Required work:
Identify all lines in the data containing the string "communicators". Copy them out.

Data records:
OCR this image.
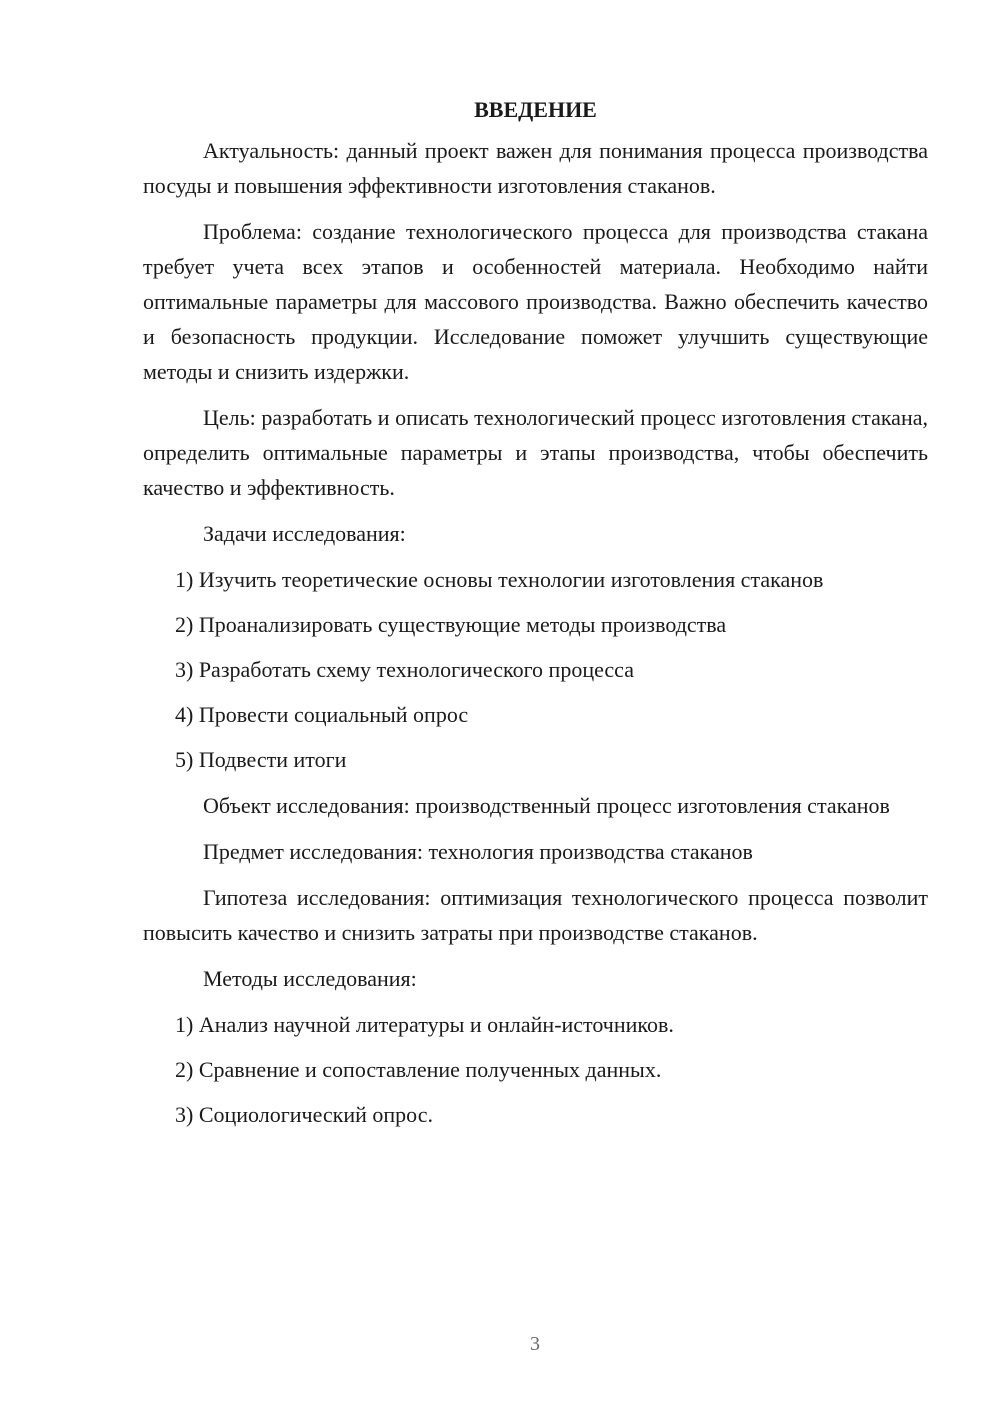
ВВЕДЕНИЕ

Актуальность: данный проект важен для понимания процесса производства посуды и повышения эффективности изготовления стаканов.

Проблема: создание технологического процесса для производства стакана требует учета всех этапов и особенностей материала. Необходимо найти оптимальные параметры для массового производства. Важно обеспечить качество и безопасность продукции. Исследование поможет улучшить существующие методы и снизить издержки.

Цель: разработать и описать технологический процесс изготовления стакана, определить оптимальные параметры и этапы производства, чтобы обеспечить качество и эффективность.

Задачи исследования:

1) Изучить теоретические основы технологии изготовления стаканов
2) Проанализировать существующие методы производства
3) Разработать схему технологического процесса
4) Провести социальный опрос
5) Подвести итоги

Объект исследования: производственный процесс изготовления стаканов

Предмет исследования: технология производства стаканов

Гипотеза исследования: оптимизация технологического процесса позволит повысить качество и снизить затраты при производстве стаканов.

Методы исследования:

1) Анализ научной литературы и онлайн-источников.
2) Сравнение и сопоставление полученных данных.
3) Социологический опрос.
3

* * *

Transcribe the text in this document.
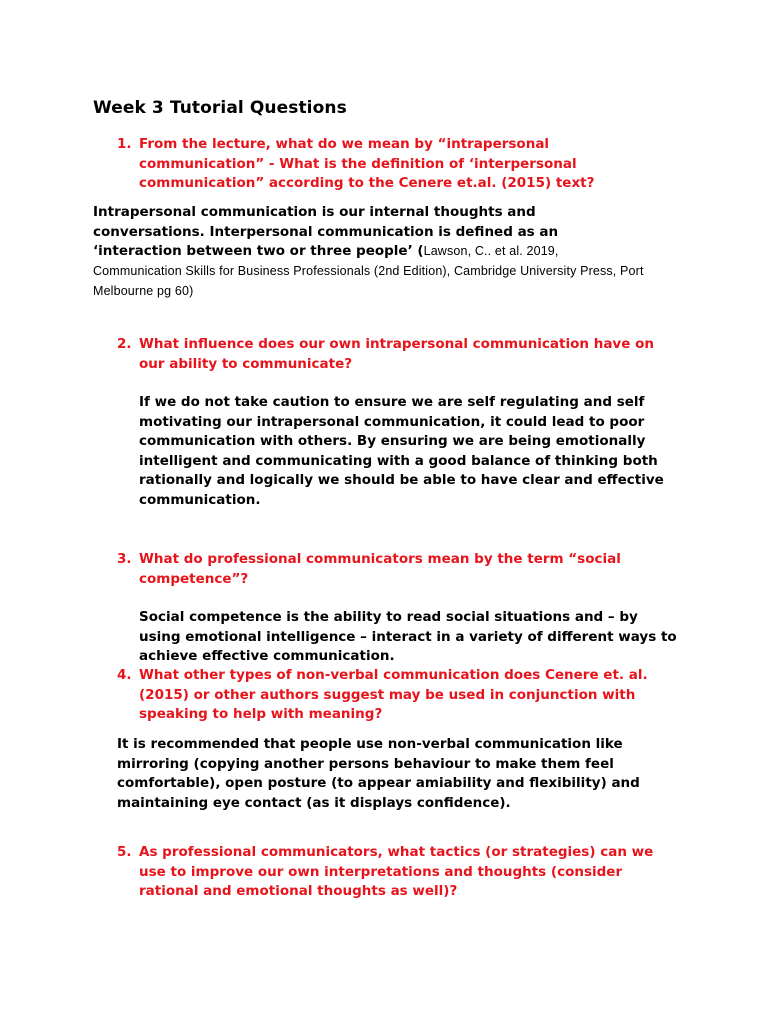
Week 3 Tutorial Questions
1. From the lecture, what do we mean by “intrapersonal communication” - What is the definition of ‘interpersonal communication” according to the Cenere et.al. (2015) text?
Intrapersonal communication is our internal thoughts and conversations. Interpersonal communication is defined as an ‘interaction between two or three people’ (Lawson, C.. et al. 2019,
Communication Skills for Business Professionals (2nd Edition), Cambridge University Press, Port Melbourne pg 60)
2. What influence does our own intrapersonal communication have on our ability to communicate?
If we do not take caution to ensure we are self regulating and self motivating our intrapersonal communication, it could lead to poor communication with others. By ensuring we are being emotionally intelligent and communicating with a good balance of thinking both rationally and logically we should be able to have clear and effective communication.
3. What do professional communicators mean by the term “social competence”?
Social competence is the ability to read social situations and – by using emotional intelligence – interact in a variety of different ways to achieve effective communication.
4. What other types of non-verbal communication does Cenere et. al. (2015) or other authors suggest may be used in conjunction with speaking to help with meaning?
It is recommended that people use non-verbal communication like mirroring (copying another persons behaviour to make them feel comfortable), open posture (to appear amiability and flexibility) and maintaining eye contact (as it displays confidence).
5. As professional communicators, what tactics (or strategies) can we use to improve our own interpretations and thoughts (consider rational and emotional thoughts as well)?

Expected output:
3. What do professional communicators mean by the term “social competence”?
5. As professional communicators, what tactics (or strategies) can we use to improve our own interpretations and thoughts (consider rational and emotional thoughts as well)?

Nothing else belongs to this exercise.